[Saved data entries]:

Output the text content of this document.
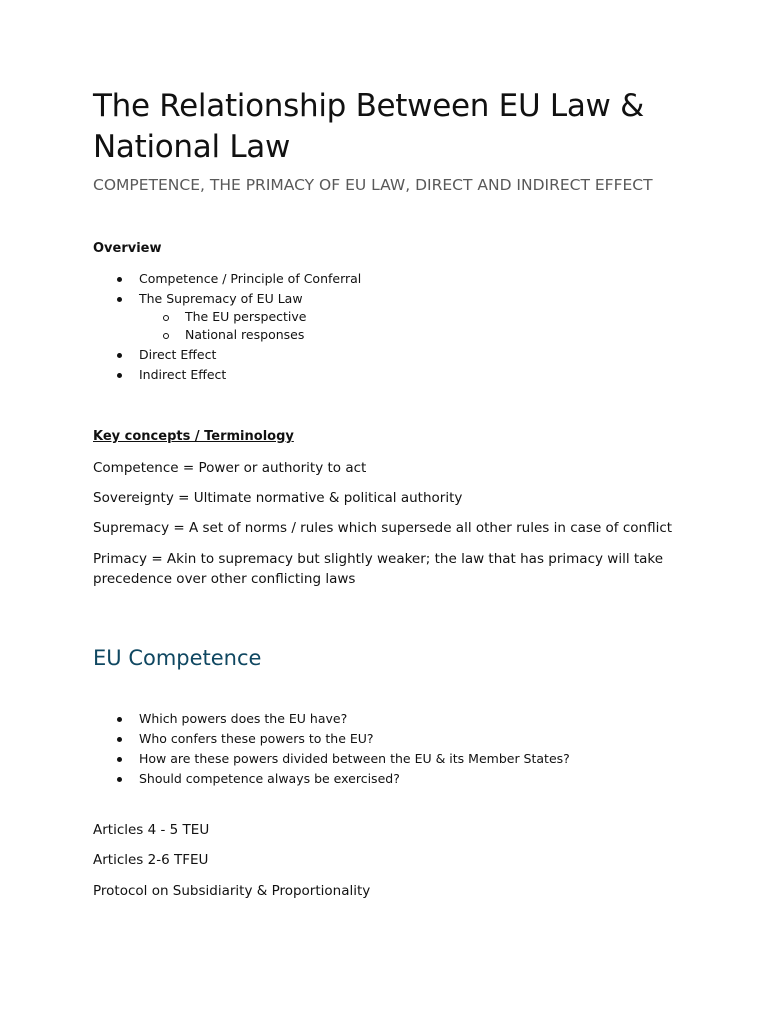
The Relationship Between EU Law & National Law
COMPETENCE, THE PRIMACY OF EU LAW, DIRECT AND INDIRECT EFFECT
Overview
Competence / Principle of Conferral
The Supremacy of EU Law
The EU perspective
National responses
Direct Effect
Indirect Effect
Key concepts / Terminology
Competence = Power or authority to act
Sovereignty = Ultimate normative & political authority
Supremacy = A set of norms / rules which supersede all other rules in case of conflict
Primacy = Akin to supremacy but slightly weaker; the law that has primacy will take precedence over other conflicting laws
EU Competence
Which powers does the EU have?
Who confers these powers to the EU?
How are these powers divided between the EU & its Member States?
Should competence always be exercised?
Articles 4 - 5 TEU
Articles 2-6 TFEU
Protocol on Subsidiarity & Proportionality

[Instruction]:
The records shown above are to be repeated exactly, with the pictures left out.

[Output of the task]:
Output the text content of this document.
The Relationship Between EU Law & National Law
COMPETENCE, THE PRIMACY OF EU LAW, DIRECT AND INDIRECT EFFECT
Overview
Competence / Principle of Conferral
The Supremacy of EU Law
The EU perspective
National responses
Direct Effect
Indirect Effect
Key concepts / Terminology
Competence = Power or authority to act
Sovereignty = Ultimate normative & political authority
Supremacy = A set of norms / rules which supersede all other rules in case of conflict
Primacy = Akin to supremacy but slightly weaker; the law that has primacy will take precedence over other conflicting laws
EU Competence
Which powers does the EU have?
Who confers these powers to the EU?
How are these powers divided between the EU & its Member States?
Should competence always be exercised?
Articles 4 - 5 TEU
Articles 2-6 TFEU
Protocol on Subsidiarity & Proportionality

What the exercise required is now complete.